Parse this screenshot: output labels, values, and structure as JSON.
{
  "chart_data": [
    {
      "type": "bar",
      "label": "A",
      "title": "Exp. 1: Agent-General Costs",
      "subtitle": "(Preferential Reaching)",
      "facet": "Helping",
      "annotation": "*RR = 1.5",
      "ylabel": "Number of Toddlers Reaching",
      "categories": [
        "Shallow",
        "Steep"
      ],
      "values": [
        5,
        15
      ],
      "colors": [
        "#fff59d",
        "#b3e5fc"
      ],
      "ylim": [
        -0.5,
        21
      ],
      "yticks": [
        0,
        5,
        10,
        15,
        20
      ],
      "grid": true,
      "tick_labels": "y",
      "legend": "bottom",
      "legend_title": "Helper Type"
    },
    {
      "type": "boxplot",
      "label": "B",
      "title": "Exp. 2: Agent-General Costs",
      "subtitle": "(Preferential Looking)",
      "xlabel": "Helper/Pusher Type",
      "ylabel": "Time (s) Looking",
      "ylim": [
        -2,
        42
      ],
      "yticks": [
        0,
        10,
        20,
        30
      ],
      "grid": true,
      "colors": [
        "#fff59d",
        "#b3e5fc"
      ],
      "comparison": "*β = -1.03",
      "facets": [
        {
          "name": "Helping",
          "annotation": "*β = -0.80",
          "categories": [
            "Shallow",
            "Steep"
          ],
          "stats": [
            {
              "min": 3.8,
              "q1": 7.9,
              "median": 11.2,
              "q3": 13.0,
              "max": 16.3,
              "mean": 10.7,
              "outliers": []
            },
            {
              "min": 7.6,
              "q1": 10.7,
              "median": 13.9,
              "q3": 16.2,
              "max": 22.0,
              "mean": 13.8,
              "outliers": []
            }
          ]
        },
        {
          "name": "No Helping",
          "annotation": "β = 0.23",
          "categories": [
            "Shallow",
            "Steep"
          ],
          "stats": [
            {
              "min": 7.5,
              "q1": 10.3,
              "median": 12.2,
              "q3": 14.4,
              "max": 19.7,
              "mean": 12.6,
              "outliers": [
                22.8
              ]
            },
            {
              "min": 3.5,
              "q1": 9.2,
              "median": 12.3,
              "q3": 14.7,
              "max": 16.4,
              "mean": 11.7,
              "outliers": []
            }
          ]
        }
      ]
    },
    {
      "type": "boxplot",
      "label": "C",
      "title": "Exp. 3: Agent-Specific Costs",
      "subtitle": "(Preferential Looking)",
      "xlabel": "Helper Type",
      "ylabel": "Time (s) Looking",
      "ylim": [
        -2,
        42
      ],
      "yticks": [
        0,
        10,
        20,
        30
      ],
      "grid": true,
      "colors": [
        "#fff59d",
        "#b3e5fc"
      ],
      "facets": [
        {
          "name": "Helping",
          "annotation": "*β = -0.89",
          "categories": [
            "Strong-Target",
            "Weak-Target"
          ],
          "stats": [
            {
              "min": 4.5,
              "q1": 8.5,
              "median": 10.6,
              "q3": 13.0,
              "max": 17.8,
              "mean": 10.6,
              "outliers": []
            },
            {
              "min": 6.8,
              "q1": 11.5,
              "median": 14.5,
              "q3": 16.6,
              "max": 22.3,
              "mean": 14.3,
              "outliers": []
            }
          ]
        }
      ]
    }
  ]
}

Your objective » Extract the data in full. Keep it word for word.

Answer below »
Parse this screenshot: output labels, values, and structure as JSON.
{
  "chart_data": [
    {
      "type": "bar",
      "label": "A",
      "title": "Exp. 1: Agent-General Costs",
      "subtitle": "(Preferential Reaching)",
      "facet": "Helping",
      "annotation": "*RR = 1.5",
      "ylabel": "Number of Toddlers Reaching",
      "categories": [
        "Shallow",
        "Steep"
      ],
      "values": [
        5,
        15
      ],
      "colors": [
        "#fff59d",
        "#b3e5fc"
      ],
      "ylim": [
        -0.5,
        21
      ],
      "yticks": [
        0,
        5,
        10,
        15,
        20
      ],
      "grid": true,
      "tick_labels": "y",
      "legend": "bottom",
      "legend_title": "Helper Type"
    },
    {
      "type": "boxplot",
      "label": "B",
      "title": "Exp. 2: Agent-General Costs",
      "subtitle": "(Preferential Looking)",
      "xlabel": "Helper/Pusher Type",
      "ylabel": "Time (s) Looking",
      "ylim": [
        -2,
        42
      ],
      "yticks": [
        0,
        10,
        20,
        30
      ],
      "grid": true,
      "colors": [
        "#fff59d",
        "#b3e5fc"
      ],
      "comparison": "*β = -1.03",
      "facets": [
        {
          "name": "Helping",
          "annotation": "*β = -0.80",
          "categories": [
            "Shallow",
            "Steep"
          ],
          "stats": [
            {
              "min": 3.8,
              "q1": 7.9,
              "median": 11.2,
              "q3": 13.0,
              "max": 16.3,
              "mean": 10.7,
              "outliers": []
            },
            {
              "min": 7.6,
              "q1": 10.7,
              "median": 13.9,
              "q3": 16.2,
              "max": 22.0,
              "mean": 13.8,
              "outliers": []
            }
          ]
        },
        {
          "name": "No Helping",
          "annotation": "β = 0.23",
          "categories": [
            "Shallow",
            "Steep"
          ],
          "stats": [
            {
              "min": 7.5,
              "q1": 10.3,
              "median": 12.2,
              "q3": 14.4,
              "max": 19.7,
              "mean": 12.6,
              "outliers": [
                22.8
              ]
            },
            {
              "min": 3.5,
              "q1": 9.2,
              "median": 12.3,
              "q3": 14.7,
              "max": 16.4,
              "mean": 11.7,
              "outliers": []
            }
          ]
        }
      ]
    },
    {
      "type": "boxplot",
      "label": "C",
      "title": "Exp. 3: Agent-Specific Costs",
      "subtitle": "(Preferential Looking)",
      "xlabel": "Helper Type",
      "ylabel": "Time (s) Looking",
      "ylim": [
        -2,
        42
      ],
      "yticks": [
        0,
        10,
        20,
        30
      ],
      "grid": true,
      "colors": [
        "#fff59d",
        "#b3e5fc"
      ],
      "facets": [
        {
          "name": "Helping",
          "annotation": "*β = -0.89",
          "categories": [
            "Strong-Target",
            "Weak-Target"
          ],
          "stats": [
            {
              "min": 4.5,
              "q1": 8.5,
              "median": 10.6,
              "q3": 13.0,
              "max": 17.8,
              "mean": 10.6,
              "outliers": []
            },
            {
              "min": 6.8,
              "q1": 11.5,
              "median": 14.5,
              "q3": 16.6,
              "max": 22.3,
              "mean": 14.3,
              "outliers": []
            }
          ]
        }
      ]
    }
  ]
}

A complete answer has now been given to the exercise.